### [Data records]
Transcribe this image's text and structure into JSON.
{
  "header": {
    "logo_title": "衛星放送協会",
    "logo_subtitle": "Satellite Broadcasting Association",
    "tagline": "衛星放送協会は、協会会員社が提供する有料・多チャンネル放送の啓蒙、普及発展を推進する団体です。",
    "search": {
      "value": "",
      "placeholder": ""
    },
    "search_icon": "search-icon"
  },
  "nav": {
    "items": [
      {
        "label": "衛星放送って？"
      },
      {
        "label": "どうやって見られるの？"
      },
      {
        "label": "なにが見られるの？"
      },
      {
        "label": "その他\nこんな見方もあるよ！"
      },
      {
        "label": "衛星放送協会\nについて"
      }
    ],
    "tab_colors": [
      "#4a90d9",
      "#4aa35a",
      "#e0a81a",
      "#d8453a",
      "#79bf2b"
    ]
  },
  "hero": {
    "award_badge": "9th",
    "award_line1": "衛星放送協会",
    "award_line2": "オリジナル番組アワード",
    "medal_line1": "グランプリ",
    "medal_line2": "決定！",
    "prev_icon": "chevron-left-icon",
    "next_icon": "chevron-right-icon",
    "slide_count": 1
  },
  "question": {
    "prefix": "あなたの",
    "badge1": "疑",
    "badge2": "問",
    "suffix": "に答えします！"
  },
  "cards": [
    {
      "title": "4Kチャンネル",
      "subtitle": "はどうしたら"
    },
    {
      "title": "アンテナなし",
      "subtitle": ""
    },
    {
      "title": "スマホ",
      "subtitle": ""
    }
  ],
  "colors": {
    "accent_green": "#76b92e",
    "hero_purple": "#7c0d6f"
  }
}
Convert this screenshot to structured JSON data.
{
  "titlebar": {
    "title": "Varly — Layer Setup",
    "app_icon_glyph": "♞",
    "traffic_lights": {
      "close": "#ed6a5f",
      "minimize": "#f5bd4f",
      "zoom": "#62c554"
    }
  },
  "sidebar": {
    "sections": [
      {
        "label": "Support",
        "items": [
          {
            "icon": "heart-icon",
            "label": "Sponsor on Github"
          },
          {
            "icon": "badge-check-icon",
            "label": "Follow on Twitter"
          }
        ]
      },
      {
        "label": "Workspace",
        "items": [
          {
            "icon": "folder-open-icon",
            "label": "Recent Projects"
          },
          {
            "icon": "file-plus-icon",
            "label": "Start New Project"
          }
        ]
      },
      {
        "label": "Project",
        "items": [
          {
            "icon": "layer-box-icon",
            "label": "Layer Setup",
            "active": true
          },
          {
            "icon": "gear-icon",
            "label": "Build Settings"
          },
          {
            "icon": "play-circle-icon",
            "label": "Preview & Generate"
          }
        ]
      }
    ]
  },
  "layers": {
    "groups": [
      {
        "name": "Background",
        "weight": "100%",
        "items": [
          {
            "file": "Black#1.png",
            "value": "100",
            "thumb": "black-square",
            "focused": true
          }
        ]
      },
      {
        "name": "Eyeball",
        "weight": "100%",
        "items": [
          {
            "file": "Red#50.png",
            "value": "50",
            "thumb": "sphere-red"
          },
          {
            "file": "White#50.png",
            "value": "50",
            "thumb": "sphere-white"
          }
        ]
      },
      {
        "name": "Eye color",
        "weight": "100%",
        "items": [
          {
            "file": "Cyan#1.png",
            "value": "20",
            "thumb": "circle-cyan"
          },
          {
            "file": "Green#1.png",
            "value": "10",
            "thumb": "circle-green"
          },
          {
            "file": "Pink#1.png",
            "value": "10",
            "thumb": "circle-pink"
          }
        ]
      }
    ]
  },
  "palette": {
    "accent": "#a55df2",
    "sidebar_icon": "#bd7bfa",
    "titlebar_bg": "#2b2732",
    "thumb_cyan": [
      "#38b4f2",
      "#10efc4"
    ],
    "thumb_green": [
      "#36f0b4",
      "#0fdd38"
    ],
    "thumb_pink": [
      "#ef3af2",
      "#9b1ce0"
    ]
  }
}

### [Exercise instructions]
Write out the entire listing exactly.

### [Solution to this exercise]
Transcribe this image's text and structure into JSON.
{
  "header": {
    "logo_title": "衛星放送協会",
    "logo_subtitle": "Satellite Broadcasting Association",
    "tagline": "衛星放送協会は、協会会員社が提供する有料・多チャンネル放送の啓蒙、普及発展を推進する団体です。",
    "search": {
      "value": "",
      "placeholder": ""
    },
    "search_icon": "search-icon"
  },
  "nav": {
    "items": [
      {
        "label": "衛星放送って？"
      },
      {
        "label": "どうやって見られるの？"
      },
      {
        "label": "なにが見られるの？"
      },
      {
        "label": "その他\nこんな見方もあるよ！"
      },
      {
        "label": "衛星放送協会\nについて"
      }
    ],
    "tab_colors": [
      "#4a90d9",
      "#4aa35a",
      "#e0a81a",
      "#d8453a",
      "#79bf2b"
    ]
  },
  "hero": {
    "award_badge": "9th",
    "award_line1": "衛星放送協会",
    "award_line2": "オリジナル番組アワード",
    "medal_line1": "グランプリ",
    "medal_line2": "決定！",
    "prev_icon": "chevron-left-icon",
    "next_icon": "chevron-right-icon",
    "slide_count": 1
  },
  "question": {
    "prefix": "あなたの",
    "badge1": "疑",
    "badge2": "問",
    "suffix": "に答えします！"
  },
  "cards": [
    {
      "title": "4Kチャンネル",
      "subtitle": "はどうしたら"
    },
    {
      "title": "アンテナなし",
      "subtitle": ""
    },
    {
      "title": "スマホ",
      "subtitle": ""
    }
  ],
  "colors": {
    "accent_green": "#76b92e",
    "hero_purple": "#7c0d6f"
  }
}
Convert this screenshot to structured JSON data.
{
  "titlebar": {
    "title": "Varly — Layer Setup",
    "app_icon_glyph": "♞",
    "traffic_lights": {
      "close": "#ed6a5f",
      "minimize": "#f5bd4f",
      "zoom": "#62c554"
    }
  },
  "sidebar": {
    "sections": [
      {
        "label": "Support",
        "items": [
          {
            "icon": "heart-icon",
            "label": "Sponsor on Github"
          },
          {
            "icon": "badge-check-icon",
            "label": "Follow on Twitter"
          }
        ]
      },
      {
        "label": "Workspace",
        "items": [
          {
            "icon": "folder-open-icon",
            "label": "Recent Projects"
          },
          {
            "icon": "file-plus-icon",
            "label": "Start New Project"
          }
        ]
      },
      {
        "label": "Project",
        "items": [
          {
            "icon": "layer-box-icon",
            "label": "Layer Setup",
            "active": true
          },
          {
            "icon": "gear-icon",
            "label": "Build Settings"
          },
          {
            "icon": "play-circle-icon",
            "label": "Preview & Generate"
          }
        ]
      }
    ]
  },
  "layers": {
    "groups": [
      {
        "name": "Background",
        "weight": "100%",
        "items": [
          {
            "file": "Black#1.png",
            "value": "100",
            "thumb": "black-square",
            "focused": true
          }
        ]
      },
      {
        "name": "Eyeball",
        "weight": "100%",
        "items": [
          {
            "file": "Red#50.png",
            "value": "50",
            "thumb": "sphere-red"
          },
          {
            "file": "White#50.png",
            "value": "50",
            "thumb": "sphere-white"
          }
        ]
      },
      {
        "name": "Eye color",
        "weight": "100%",
        "items": [
          {
            "file": "Cyan#1.png",
            "value": "20",
            "thumb": "circle-cyan"
          },
          {
            "file": "Green#1.png",
            "value": "10",
            "thumb": "circle-green"
          },
          {
            "file": "Pink#1.png",
            "value": "10",
            "thumb": "circle-pink"
          }
        ]
      }
    ]
  },
  "palette": {
    "accent": "#a55df2",
    "sidebar_icon": "#bd7bfa",
    "titlebar_bg": "#2b2732",
    "thumb_cyan": [
      "#38b4f2",
      "#10efc4"
    ],
    "thumb_green": [
      "#36f0b4",
      "#0fdd38"
    ],
    "thumb_pink": [
      "#ef3af2",
      "#9b1ce0"
    ]
  }
}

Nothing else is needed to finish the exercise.